PROVIDED DATA:

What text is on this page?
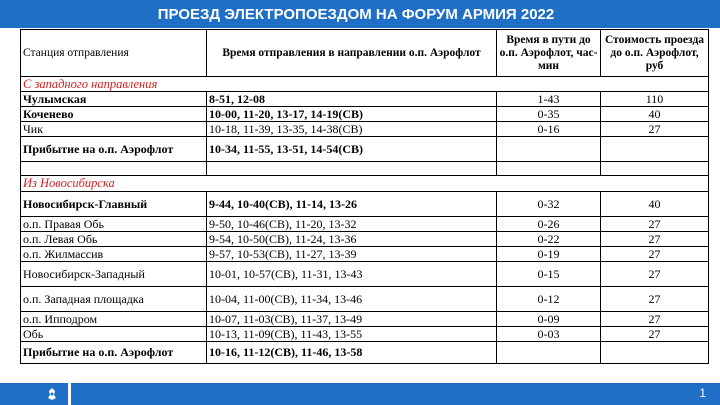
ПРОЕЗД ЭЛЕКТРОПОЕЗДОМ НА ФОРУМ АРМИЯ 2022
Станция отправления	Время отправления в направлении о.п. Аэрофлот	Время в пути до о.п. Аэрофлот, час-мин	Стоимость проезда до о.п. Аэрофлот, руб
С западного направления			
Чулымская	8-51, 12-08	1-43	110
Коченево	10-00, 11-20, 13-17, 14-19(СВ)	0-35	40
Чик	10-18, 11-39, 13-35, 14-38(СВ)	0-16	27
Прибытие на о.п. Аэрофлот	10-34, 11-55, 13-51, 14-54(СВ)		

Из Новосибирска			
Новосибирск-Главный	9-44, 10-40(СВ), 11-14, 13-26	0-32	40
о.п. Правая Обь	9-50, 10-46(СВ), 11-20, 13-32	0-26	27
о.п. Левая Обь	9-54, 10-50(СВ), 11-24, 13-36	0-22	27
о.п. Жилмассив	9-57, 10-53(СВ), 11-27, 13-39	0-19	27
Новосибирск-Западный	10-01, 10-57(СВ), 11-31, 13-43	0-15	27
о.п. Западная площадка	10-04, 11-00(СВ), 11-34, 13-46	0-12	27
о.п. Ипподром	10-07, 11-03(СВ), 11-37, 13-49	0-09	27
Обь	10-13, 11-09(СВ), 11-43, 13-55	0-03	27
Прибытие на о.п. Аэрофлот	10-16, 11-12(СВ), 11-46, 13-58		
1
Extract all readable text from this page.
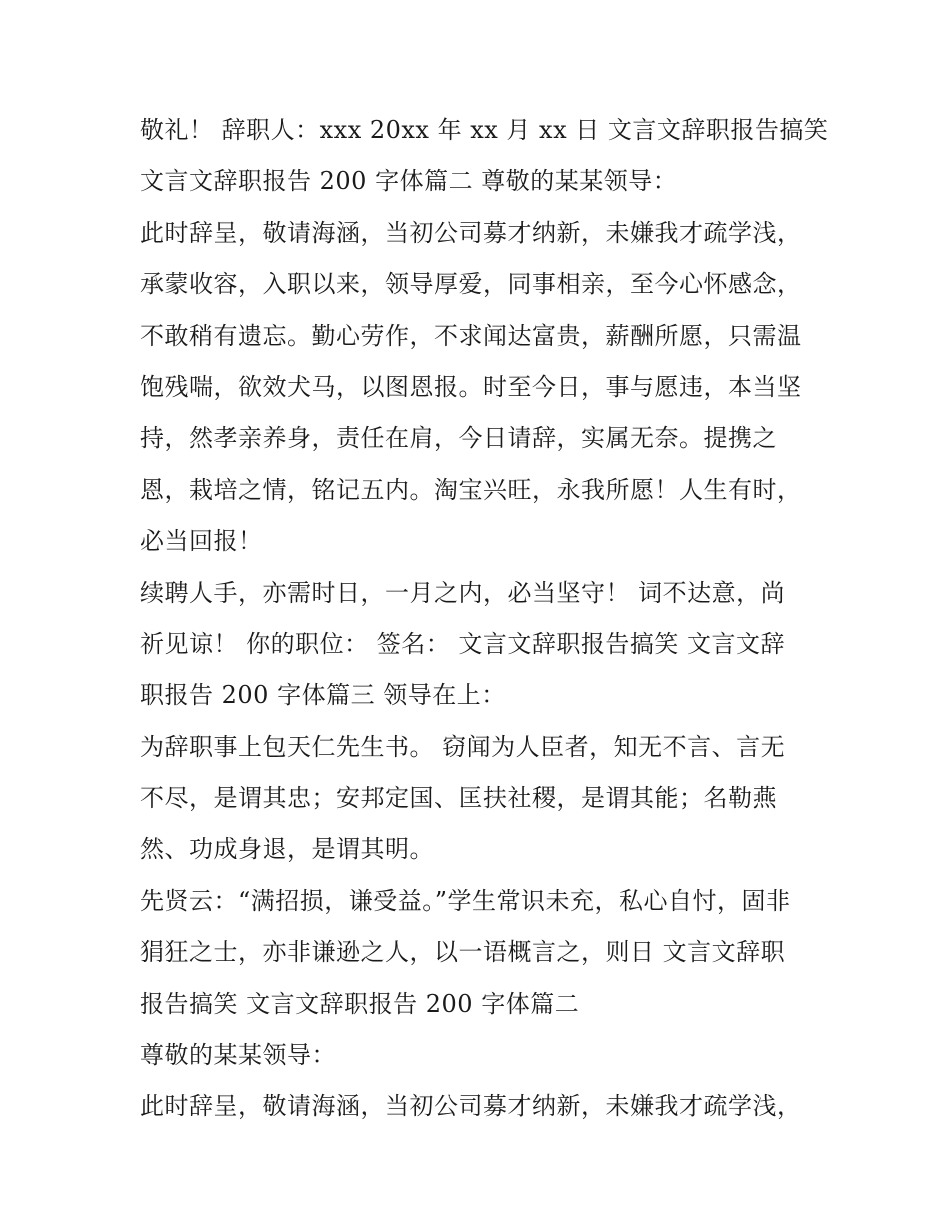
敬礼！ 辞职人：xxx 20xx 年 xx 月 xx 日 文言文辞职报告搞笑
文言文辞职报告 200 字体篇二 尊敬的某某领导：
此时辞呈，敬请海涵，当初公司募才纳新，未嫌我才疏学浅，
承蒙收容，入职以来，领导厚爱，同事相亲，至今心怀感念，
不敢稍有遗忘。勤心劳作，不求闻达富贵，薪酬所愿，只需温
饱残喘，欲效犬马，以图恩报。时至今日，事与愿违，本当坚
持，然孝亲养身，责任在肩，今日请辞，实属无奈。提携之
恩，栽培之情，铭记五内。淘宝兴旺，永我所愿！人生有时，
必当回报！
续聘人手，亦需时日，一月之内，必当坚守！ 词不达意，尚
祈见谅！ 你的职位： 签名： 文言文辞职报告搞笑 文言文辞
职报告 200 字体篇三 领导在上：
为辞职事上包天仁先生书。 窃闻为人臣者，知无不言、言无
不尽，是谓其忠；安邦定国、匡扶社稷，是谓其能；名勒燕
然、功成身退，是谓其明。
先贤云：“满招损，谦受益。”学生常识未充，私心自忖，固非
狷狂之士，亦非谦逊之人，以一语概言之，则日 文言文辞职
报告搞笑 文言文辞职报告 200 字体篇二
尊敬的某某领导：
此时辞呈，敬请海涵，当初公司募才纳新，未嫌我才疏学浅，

TASK DETAILS: Scan the listing above for the word "Аэрофлот" and show each line where it is found.

THE REPLY:
Станция отправления	Время отправления в направлении о.п. Аэрофлот	Время в пути до о.п. Аэрофлот, час-мин	Стоимость проезда до о.п. Аэрофлот, руб
Прибытие на о.п. Аэрофлот	10-34, 11-55, 13-51, 14-54(СВ)		
Прибытие на о.п. Аэрофлот	10-16, 11-12(СВ), 11-46, 13-58		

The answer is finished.